# Extracted information

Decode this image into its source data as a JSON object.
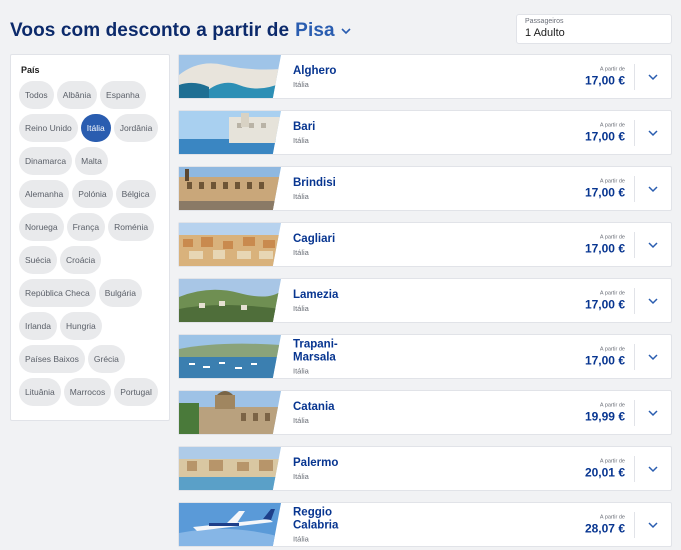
{
  "header": {
    "title_prefix": "Voos com desconto a partir de",
    "origin_city": "Pisa"
  },
  "passengers": {
    "label": "Passageiros",
    "value": "1 Adulto"
  },
  "filter": {
    "title": "País",
    "chips": [
      {
        "label": "Todos",
        "active": false
      },
      {
        "label": "Albânia",
        "active": false
      },
      {
        "label": "Espanha",
        "active": false
      },
      {
        "label": "Reino Unido",
        "active": false
      },
      {
        "label": "Itália",
        "active": true
      },
      {
        "label": "Jordânia",
        "active": false
      },
      {
        "label": "Dinamarca",
        "active": false
      },
      {
        "label": "Malta",
        "active": false
      },
      {
        "label": "Alemanha",
        "active": false
      },
      {
        "label": "Polónia",
        "active": false
      },
      {
        "label": "Bélgica",
        "active": false
      },
      {
        "label": "Noruega",
        "active": false
      },
      {
        "label": "França",
        "active": false
      },
      {
        "label": "Roménia",
        "active": false
      },
      {
        "label": "Suécia",
        "active": false
      },
      {
        "label": "Croácia",
        "active": false
      },
      {
        "label": "República Checa",
        "active": false
      },
      {
        "label": "Bulgária",
        "active": false
      },
      {
        "label": "Irlanda",
        "active": false
      },
      {
        "label": "Hungria",
        "active": false
      },
      {
        "label": "Países Baixos",
        "active": false
      },
      {
        "label": "Grécia",
        "active": false
      },
      {
        "label": "Lituânia",
        "active": false
      },
      {
        "label": "Marrocos",
        "active": false
      },
      {
        "label": "Portugal",
        "active": false
      }
    ]
  },
  "price_from_label": "A partir de",
  "flights": [
    {
      "name": "Alghero",
      "country": "Itália",
      "price": "17,00 €",
      "scene": "coast"
    },
    {
      "name": "Bari",
      "country": "Itália",
      "price": "17,00 €",
      "scene": "seafront"
    },
    {
      "name": "Brindisi",
      "country": "Itália",
      "price": "17,00 €",
      "scene": "palace"
    },
    {
      "name": "Cagliari",
      "country": "Itália",
      "price": "17,00 €",
      "scene": "town"
    },
    {
      "name": "Lamezia",
      "country": "Itália",
      "price": "17,00 €",
      "scene": "hills"
    },
    {
      "name": "Trapani-\nMarsala",
      "country": "Itália",
      "price": "17,00 €",
      "scene": "harbor"
    },
    {
      "name": "Catania",
      "country": "Itália",
      "price": "19,99 €",
      "scene": "cathedral"
    },
    {
      "name": "Palermo",
      "country": "Itália",
      "price": "20,01 €",
      "scene": "beach"
    },
    {
      "name": "Reggio\nCalabria",
      "country": "Itália",
      "price": "28,07 €",
      "scene": "plane"
    }
  ],
  "colors": {
    "brand_dark": "#073590",
    "brand_accent": "#2a5db0",
    "background": "#f1f2f4"
  },
  "icons": {
    "origin_dropdown": "chevron-down-icon",
    "card_expand": "chevron-down-icon"
  }
}
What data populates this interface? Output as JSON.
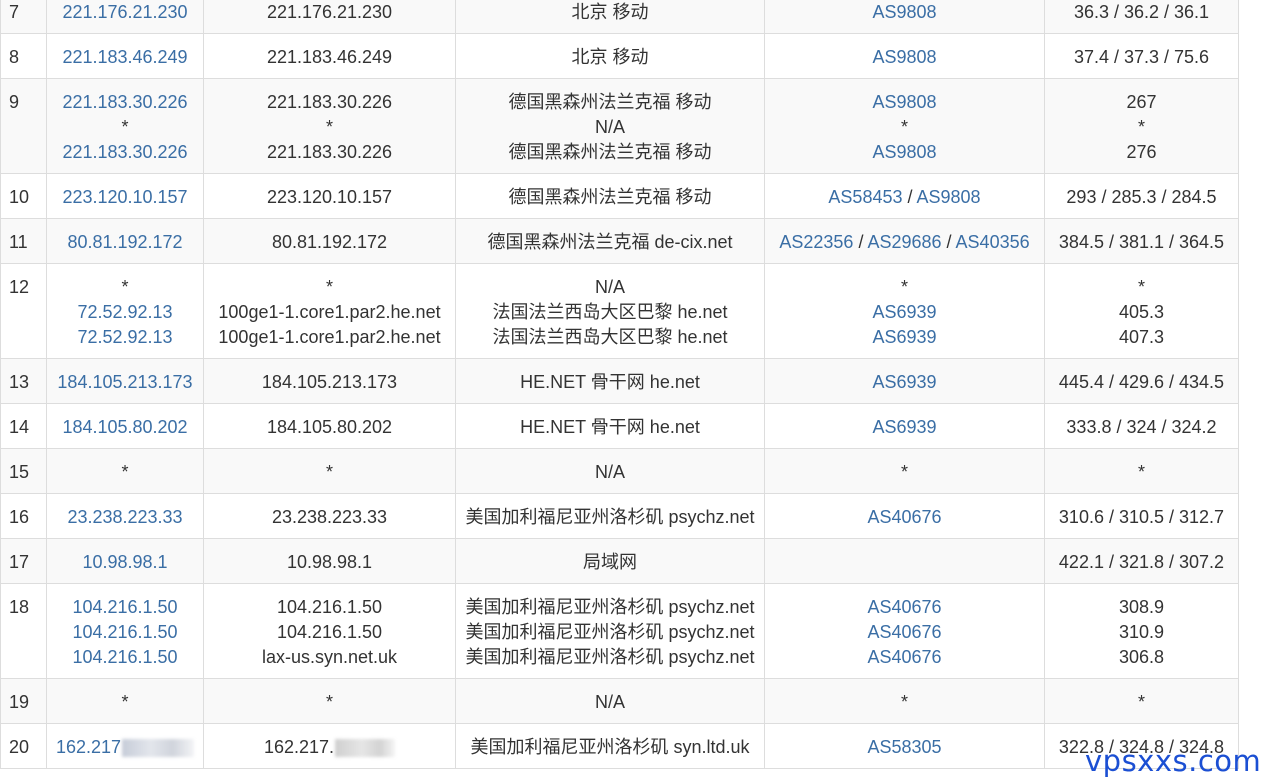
{
  "rows": [
    {
      "hop": "7",
      "ip": [
        "221.176.21.230"
      ],
      "host": [
        "221.176.21.230"
      ],
      "loc": [
        "北京 移动"
      ],
      "asn": [
        [
          "AS9808"
        ]
      ],
      "ms": [
        "36.3 / 36.2 / 36.1"
      ]
    },
    {
      "hop": "8",
      "ip": [
        "221.183.46.249"
      ],
      "host": [
        "221.183.46.249"
      ],
      "loc": [
        "北京 移动"
      ],
      "asn": [
        [
          "AS9808"
        ]
      ],
      "ms": [
        "37.4 / 37.3 / 75.6"
      ]
    },
    {
      "hop": "9",
      "ip": [
        "221.183.30.226",
        "*",
        "221.183.30.226"
      ],
      "host": [
        "221.183.30.226",
        "*",
        "221.183.30.226"
      ],
      "loc": [
        "德国黑森州法兰克福 移动",
        "N/A",
        "德国黑森州法兰克福 移动"
      ],
      "asn": [
        [
          "AS9808"
        ],
        [
          "*"
        ],
        [
          "AS9808"
        ]
      ],
      "ms": [
        "267",
        "*",
        "276"
      ]
    },
    {
      "hop": "10",
      "ip": [
        "223.120.10.157"
      ],
      "host": [
        "223.120.10.157"
      ],
      "loc": [
        "德国黑森州法兰克福 移动"
      ],
      "asn": [
        [
          "AS58453",
          "AS9808"
        ]
      ],
      "ms": [
        "293 / 285.3 / 284.5"
      ]
    },
    {
      "hop": "11",
      "ip": [
        "80.81.192.172"
      ],
      "host": [
        "80.81.192.172"
      ],
      "loc": [
        "德国黑森州法兰克福 de-cix.net"
      ],
      "asn": [
        [
          "AS22356",
          "AS29686",
          "AS40356"
        ]
      ],
      "ms": [
        "384.5 / 381.1 / 364.5"
      ]
    },
    {
      "hop": "12",
      "ip": [
        "*",
        "72.52.92.13",
        "72.52.92.13"
      ],
      "host": [
        "*",
        "100ge1-1.core1.par2.he.net",
        "100ge1-1.core1.par2.he.net"
      ],
      "loc": [
        "N/A",
        "法国法兰西岛大区巴黎 he.net",
        "法国法兰西岛大区巴黎 he.net"
      ],
      "asn": [
        [
          "*"
        ],
        [
          "AS6939"
        ],
        [
          "AS6939"
        ]
      ],
      "ms": [
        "*",
        "405.3",
        "407.3"
      ]
    },
    {
      "hop": "13",
      "ip": [
        "184.105.213.173"
      ],
      "host": [
        "184.105.213.173"
      ],
      "loc": [
        "HE.NET 骨干网 he.net"
      ],
      "asn": [
        [
          "AS6939"
        ]
      ],
      "ms": [
        "445.4 / 429.6 / 434.5"
      ]
    },
    {
      "hop": "14",
      "ip": [
        "184.105.80.202"
      ],
      "host": [
        "184.105.80.202"
      ],
      "loc": [
        "HE.NET 骨干网 he.net"
      ],
      "asn": [
        [
          "AS6939"
        ]
      ],
      "ms": [
        "333.8 / 324 / 324.2"
      ]
    },
    {
      "hop": "15",
      "ip": [
        "*"
      ],
      "host": [
        "*"
      ],
      "loc": [
        "N/A"
      ],
      "asn": [
        [
          "*"
        ]
      ],
      "ms": [
        "*"
      ]
    },
    {
      "hop": "16",
      "ip": [
        "23.238.223.33"
      ],
      "host": [
        "23.238.223.33"
      ],
      "loc": [
        "美国加利福尼亚州洛杉矶 psychz.net"
      ],
      "asn": [
        [
          "AS40676"
        ]
      ],
      "ms": [
        "310.6 / 310.5 / 312.7"
      ]
    },
    {
      "hop": "17",
      "ip": [
        "10.98.98.1"
      ],
      "host": [
        "10.98.98.1"
      ],
      "loc": [
        "局域网"
      ],
      "asn": [
        []
      ],
      "ms": [
        "422.1 / 321.8 / 307.2"
      ]
    },
    {
      "hop": "18",
      "ip": [
        "104.216.1.50",
        "104.216.1.50",
        "104.216.1.50"
      ],
      "host": [
        "104.216.1.50",
        "104.216.1.50",
        "lax-us.syn.net.uk"
      ],
      "loc": [
        "美国加利福尼亚州洛杉矶 psychz.net",
        "美国加利福尼亚州洛杉矶 psychz.net",
        "美国加利福尼亚州洛杉矶 psychz.net"
      ],
      "asn": [
        [
          "AS40676"
        ],
        [
          "AS40676"
        ],
        [
          "AS40676"
        ]
      ],
      "ms": [
        "308.9",
        "310.9",
        "306.8"
      ]
    },
    {
      "hop": "19",
      "ip": [
        "*"
      ],
      "host": [
        "*"
      ],
      "loc": [
        "N/A"
      ],
      "asn": [
        [
          "*"
        ]
      ],
      "ms": [
        "*"
      ]
    },
    {
      "hop": "20",
      "ip": [
        "162.217"
      ],
      "host": [
        "162.217."
      ],
      "loc": [
        "美国加利福尼亚州洛杉矶 syn.ltd.uk"
      ],
      "asn": [
        [
          "AS58305"
        ]
      ],
      "ms": [
        "322.8 / 324.8 / 324.8"
      ]
    }
  ],
  "watermark": "vpsxxs.com"
}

# Exercise objective
Looking back at the lines above, state how many contain the word "data", and supply nothing besides the number.

# Finished task
2